Part of a data file:
--*--

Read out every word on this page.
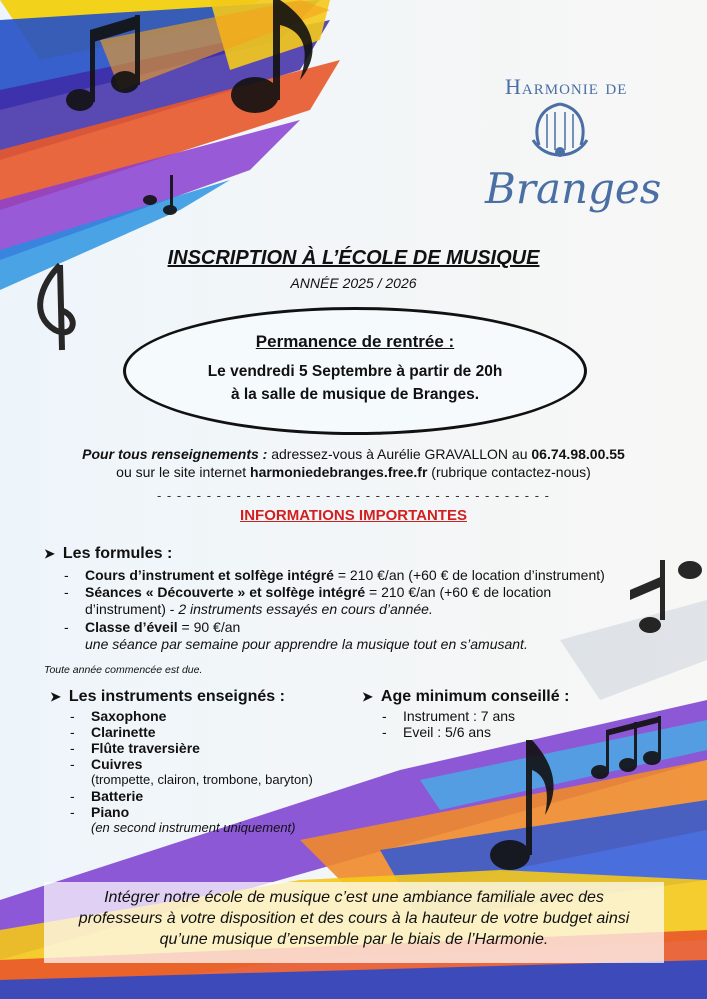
Harmonie de
Branges
INSCRIPTION À L’ÉCOLE DE MUSIQUE
ANNÉE 2025 / 2026
Permanence de rentrée :
Le vendredi 5 Septembre à partir de 20h
à la salle de musique de Branges.
Pour tous renseignements : adressez-vous à Aurélie GRAVALLON au 06.74.98.00.55
ou sur le site internet harmoniedebranges.free.fr (rubrique contactez-nous)
- - - - - - - - - - - - - - - - - - - - - - - - - - - - - - - - - - - - - - - -
INFORMATIONS IMPORTANTES
➤ Les formules :
- Cours d’instrument et solfège intégré = 210 €/an (+60 € de location d’instrument)
- Séances « Découverte » et solfège intégré = 210 €/an (+60 € de location
d’instrument) - 2 instruments essayés en cours d’année.
- Classe d’éveil = 90 €/an
une séance par semaine pour apprendre la musique tout en s’amusant.
Toute année commencée est due.
➤ Les instruments enseignés :
- Saxophone
- Clarinette
- Flûte traversière
- Cuivres
(trompette, clairon, trombone, baryton)
- Batterie
- Piano
(en second instrument uniquement)
➤ Age minimum conseillé :
- Instrument : 7 ans
- Eveil : 5/6 ans
Intégrer notre école de musique c’est une ambiance familiale avec des
professeurs à votre disposition et des cours à la hauteur de votre budget ainsi
qu’une musique d’ensemble par le biais de l’Harmonie.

--*--

**Problem description**
Which lines of the data include "instruments"? Copy each of them.

**Solution to the exercise**
d’instrument) - 2 instruments essayés en cours d’année.
➤ Les instruments enseignés :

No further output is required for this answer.